Objective
Return the listing below verbatim. Pictures do not belong in the copy.

Source material
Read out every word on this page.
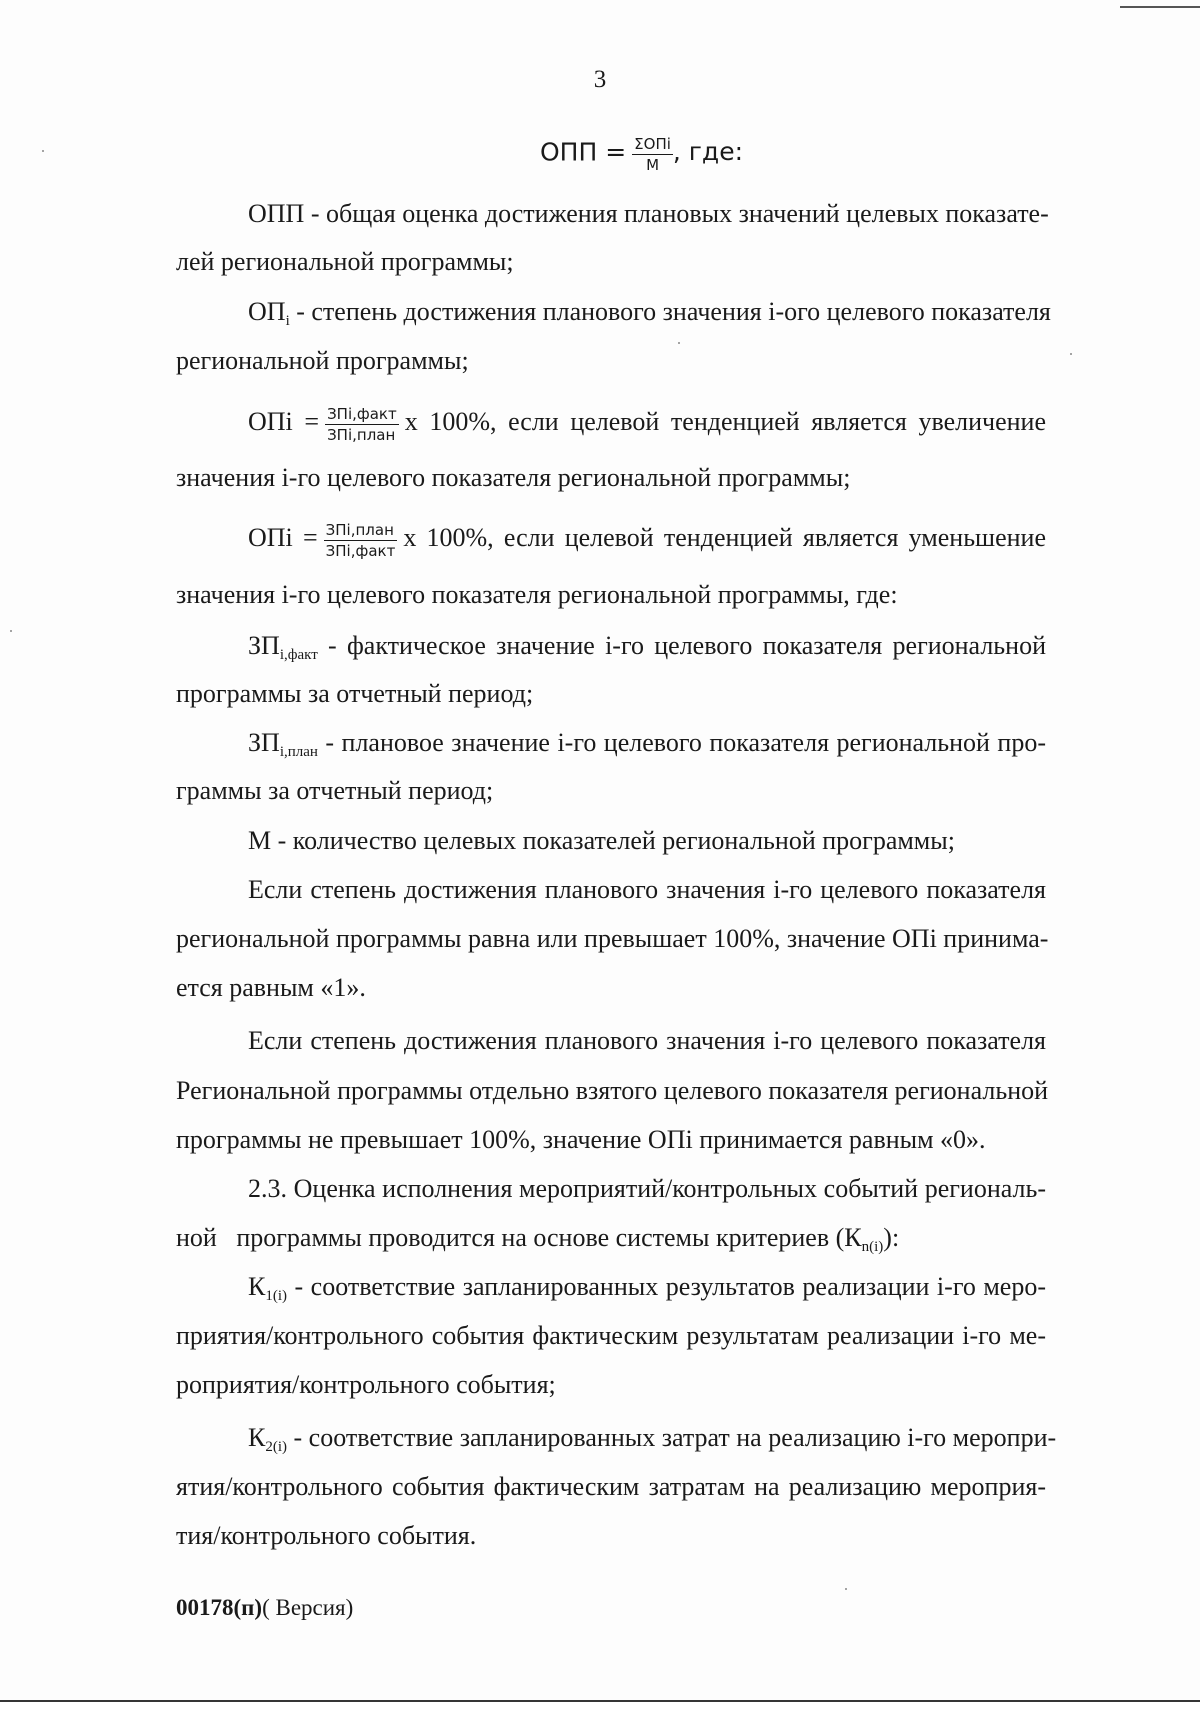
3
ОПП = $\frac{\text{ΣОПi}}{М}$ , где:
ОПП - общая оценка достижения плановых значений целевых показате-
лей региональной программы;
$ОП_i$ - степень достижения планового значения i-ого целевого показателя
региональной программы;
ОПi = $\frac{\text{ЗПi,факт}}{\text{ЗПi,план}}$ x 100%, если целевой тенденцией является увеличение
значения i-го целевого показателя региональной программы;
ОПi = $\frac{\text{ЗПi,план}}{\text{ЗПi,факт}}$ x 100%, если целевой тенденцией является уменьшение
значения i-го целевого показателя региональной программы, где:
$ЗП_{i,факт}$ - фактическое значение i-го целевого показателя региональной
программы за отчетный период;
$ЗП_{i,план}$ - плановое значение i-го целевого показателя региональной про-
граммы за отчетный период;
М - количество целевых показателей региональной программы;
Если степень достижения планового значения i-го целевого показателя
региональной программы равна или превышает 100%, значение ОПi принима-
ется равным «1».
Если степень достижения планового значения i-го целевого показателя
Региональной программы отдельно взятого целевого показателя региональной
программы не превышает 100%, значение ОПi принимается равным «0».
2.3. Оценка исполнения мероприятий/контрольных событий региональ-
ной   программы проводится на основе системы критериев $(К_{n(i)})$:
$К_{1(i)}$ - соответствие запланированных результатов реализации i-го меро-
приятия/контрольного события фактическим результатам реализации i-го ме-
роприятия/контрольного события;
$К_{2(i)}$ - соответствие запланированных затрат на реализацию i-го меропри-
ятия/контрольного события фактическим затратам на реализацию мероприя-
тия/контрольного события.
00178(п)( Версия)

Solved exercise
Read out every word on this page.
3
ОПП = $\frac{\text{ΣОПi}}{М}$ , где:
ОПП - общая оценка достижения плановых значений целевых показате-
лей региональной программы;
$ОП_i$ - степень достижения планового значения i-ого целевого показателя
региональной программы;
ОПi = $\frac{\text{ЗПi,факт}}{\text{ЗПi,план}}$ x 100%, если целевой тенденцией является увеличение
значения i-го целевого показателя региональной программы;
ОПi = $\frac{\text{ЗПi,план}}{\text{ЗПi,факт}}$ x 100%, если целевой тенденцией является уменьшение
значения i-го целевого показателя региональной программы, где:
$ЗП_{i,факт}$ - фактическое значение i-го целевого показателя региональной
программы за отчетный период;
$ЗП_{i,план}$ - плановое значение i-го целевого показателя региональной про-
граммы за отчетный период;
М - количество целевых показателей региональной программы;
Если степень достижения планового значения i-го целевого показателя
региональной программы равна или превышает 100%, значение ОПi принима-
ется равным «1».
Если степень достижения планового значения i-го целевого показателя
Региональной программы отдельно взятого целевого показателя региональной
программы не превышает 100%, значение ОПi принимается равным «0».
2.3. Оценка исполнения мероприятий/контрольных событий региональ-
ной   программы проводится на основе системы критериев $(К_{n(i)})$:
$К_{1(i)}$ - соответствие запланированных результатов реализации i-го меро-
приятия/контрольного события фактическим результатам реализации i-го ме-
роприятия/контрольного события;
$К_{2(i)}$ - соответствие запланированных затрат на реализацию i-го меропри-
ятия/контрольного события фактическим затратам на реализацию мероприя-
тия/контрольного события.
00178(п)( Версия)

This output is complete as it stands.